#### SUPPLIED MATERIAL
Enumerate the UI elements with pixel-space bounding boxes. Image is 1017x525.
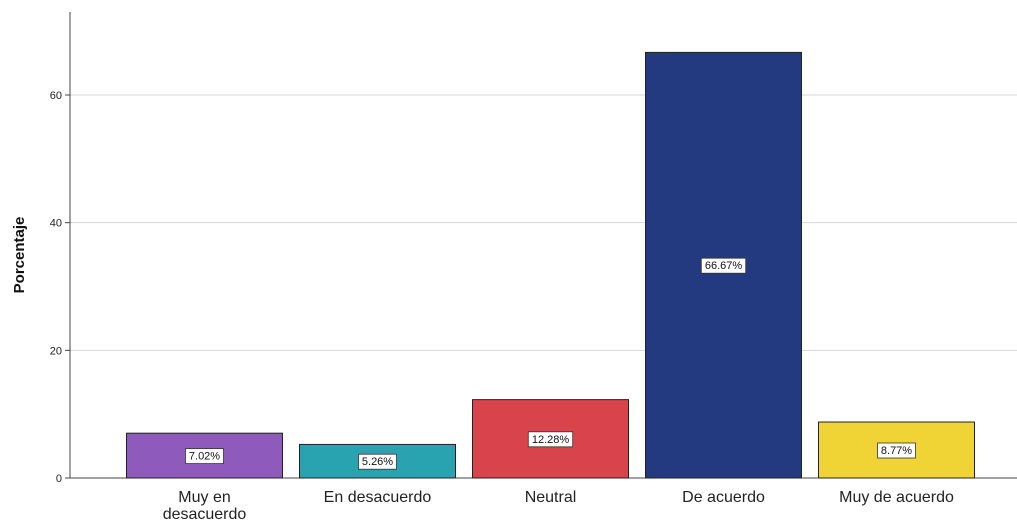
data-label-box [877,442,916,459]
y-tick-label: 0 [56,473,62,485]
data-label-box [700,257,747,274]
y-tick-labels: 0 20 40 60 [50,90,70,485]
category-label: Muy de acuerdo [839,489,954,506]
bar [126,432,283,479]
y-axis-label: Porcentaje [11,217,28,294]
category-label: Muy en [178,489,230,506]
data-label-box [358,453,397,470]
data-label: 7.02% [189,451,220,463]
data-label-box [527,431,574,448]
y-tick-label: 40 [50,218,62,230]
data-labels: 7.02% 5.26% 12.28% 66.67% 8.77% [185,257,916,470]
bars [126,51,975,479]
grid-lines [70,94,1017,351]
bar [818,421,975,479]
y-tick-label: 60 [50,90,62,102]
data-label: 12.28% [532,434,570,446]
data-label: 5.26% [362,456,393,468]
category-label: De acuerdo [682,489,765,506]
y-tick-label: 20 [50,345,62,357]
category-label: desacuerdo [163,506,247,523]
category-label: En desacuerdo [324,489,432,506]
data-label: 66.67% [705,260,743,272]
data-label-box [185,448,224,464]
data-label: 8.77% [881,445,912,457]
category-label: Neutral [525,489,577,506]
########
- **TASK INSTRUCTIONS**
Could you edit the lines of the material above, starting at the line containing "data-label-box [877,442,916,459]" and ending at the line containing "y-tick-label: 20 [50,345,62,357]", so that "Porcentaje" becomes "Percentage" with everything else unchanged, and return only those lines?

- **RESPONSE FOR THIS EXERCISE**
data-label-box [877,442,916,459]
y-tick-label: 0 [56,473,62,485]
data-label-box [700,257,747,274]
y-tick-labels: 0 20 40 60 [50,90,70,485]
category-label: Muy de acuerdo [839,489,954,506]
bar [126,432,283,479]
y-axis-label: Percentage [11,217,28,294]
category-label: Muy en [178,489,230,506]
data-label-box [358,453,397,470]
data-label: 7.02% [189,451,220,463]
data-label-box [527,431,574,448]
y-tick-label: 40 [50,218,62,230]
data-labels: 7.02% 5.26% 12.28% 66.67% 8.77% [185,257,916,470]
bars [126,51,975,479]
grid-lines [70,94,1017,351]
bar [818,421,975,479]
y-tick-label: 60 [50,90,62,102]
data-label: 12.28% [532,434,570,446]
data-label: 5.26% [362,456,393,468]
category-label: De acuerdo [682,489,765,506]
y-tick-label: 20 [50,345,62,357]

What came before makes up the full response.